### Problem details
Write the data out again, exactly as given.

Items listed in a dataset

+++++

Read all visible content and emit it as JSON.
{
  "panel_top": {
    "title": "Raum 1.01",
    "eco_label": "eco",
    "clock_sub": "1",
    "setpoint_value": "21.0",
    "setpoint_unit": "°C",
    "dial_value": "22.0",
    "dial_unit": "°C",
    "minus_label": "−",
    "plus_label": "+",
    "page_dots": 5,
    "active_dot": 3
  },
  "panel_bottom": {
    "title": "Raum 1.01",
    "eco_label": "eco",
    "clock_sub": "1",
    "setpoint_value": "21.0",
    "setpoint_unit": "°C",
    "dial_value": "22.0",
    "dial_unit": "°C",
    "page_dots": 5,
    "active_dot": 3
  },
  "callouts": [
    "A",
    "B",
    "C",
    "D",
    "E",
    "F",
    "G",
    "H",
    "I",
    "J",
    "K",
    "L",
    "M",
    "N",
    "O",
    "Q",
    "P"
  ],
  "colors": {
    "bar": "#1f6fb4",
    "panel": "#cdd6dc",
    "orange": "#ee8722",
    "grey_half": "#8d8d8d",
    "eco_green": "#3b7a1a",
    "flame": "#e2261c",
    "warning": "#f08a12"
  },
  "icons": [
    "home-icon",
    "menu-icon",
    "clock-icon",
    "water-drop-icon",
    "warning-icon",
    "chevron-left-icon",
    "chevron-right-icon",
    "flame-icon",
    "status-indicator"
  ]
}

+++++

### Solution for this problem
Read all visible content and emit it as JSON.
{
  "panel_top": {
    "title": "Raum 1.01",
    "eco_label": "eco",
    "clock_sub": "1",
    "setpoint_value": "21.0",
    "setpoint_unit": "°C",
    "dial_value": "22.0",
    "dial_unit": "°C",
    "minus_label": "−",
    "plus_label": "+",
    "page_dots": 5,
    "active_dot": 3
  },
  "panel_bottom": {
    "title": "Raum 1.01",
    "eco_label": "eco",
    "clock_sub": "1",
    "setpoint_value": "21.0",
    "setpoint_unit": "°C",
    "dial_value": "22.0",
    "dial_unit": "°C",
    "page_dots": 5,
    "active_dot": 3
  },
  "callouts": [
    "A",
    "B",
    "C",
    "D",
    "E",
    "F",
    "G",
    "H",
    "I",
    "J",
    "K",
    "L",
    "M",
    "N",
    "O",
    "Q",
    "P"
  ],
  "colors": {
    "bar": "#1f6fb4",
    "panel": "#cdd6dc",
    "orange": "#ee8722",
    "grey_half": "#8d8d8d",
    "eco_green": "#3b7a1a",
    "flame": "#e2261c",
    "warning": "#f08a12"
  },
  "icons": [
    "home-icon",
    "menu-icon",
    "clock-icon",
    "water-drop-icon",
    "warning-icon",
    "chevron-left-icon",
    "chevron-right-icon",
    "flame-icon",
    "status-indicator"
  ]
}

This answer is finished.